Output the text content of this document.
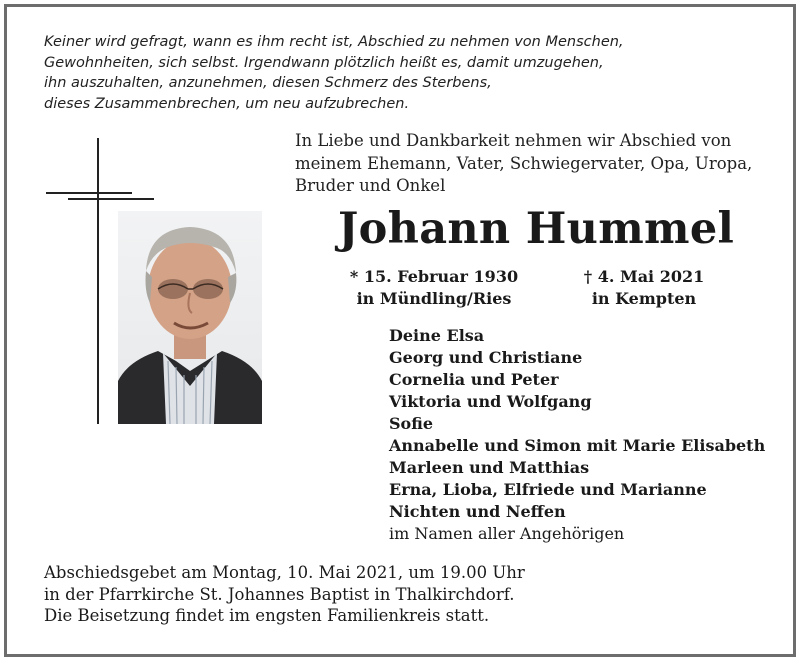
Keiner wird gefragt, wann es ihm recht ist, Abschied zu nehmen von Menschen,
Gewohnheiten, sich selbst. Irgendwann plötzlich heißt es, damit umzugehen,
ihn auszuhalten, anzunehmen, diesen Schmerz des Sterbens,
dieses Zusammenbrechen, um neu aufzubrechen.
In Liebe und Dankbarkeit nehmen wir Abschied von
meinem Ehemann, Vater, Schwiegervater, Opa, Uropa,
Bruder und Onkel
Johann Hummel
* 15. Februar 1930
in Mündling/Ries
† 4. Mai 2021
in Kempten
Deine Elsa
Georg und Christiane
Cornelia und Peter
Viktoria und Wolfgang
Sofie
Annabelle und Simon mit Marie Elisabeth
Marleen und Matthias
Erna, Lioba, Elfriede und Marianne
Nichten und Neffen
im Namen aller Angehörigen
Abschiedsgebet am Montag, 10. Mai 2021, um 19.00 Uhr
in der Pfarrkirche St. Johannes Baptist in Thalkirchdorf.
Die Beisetzung findet im engsten Familienkreis statt.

- **Written problem**
Strip out the images, then output the records above word for word.

- **Exercise output**
Output the text content of this document.
Keiner wird gefragt, wann es ihm recht ist, Abschied zu nehmen von Menschen,
Gewohnheiten, sich selbst. Irgendwann plötzlich heißt es, damit umzugehen,
ihn auszuhalten, anzunehmen, diesen Schmerz des Sterbens,
dieses Zusammenbrechen, um neu aufzubrechen.
In Liebe und Dankbarkeit nehmen wir Abschied von
meinem Ehemann, Vater, Schwiegervater, Opa, Uropa,
Bruder und Onkel
Johann Hummel
* 15. Februar 1930
in Mündling/Ries
† 4. Mai 2021
in Kempten
Deine Elsa
Georg und Christiane
Cornelia und Peter
Viktoria und Wolfgang
Sofie
Annabelle und Simon mit Marie Elisabeth
Marleen und Matthias
Erna, Lioba, Elfriede und Marianne
Nichten und Neffen
im Namen aller Angehörigen
Abschiedsgebet am Montag, 10. Mai 2021, um 19.00 Uhr
in der Pfarrkirche St. Johannes Baptist in Thalkirchdorf.
Die Beisetzung findet im engsten Familienkreis statt.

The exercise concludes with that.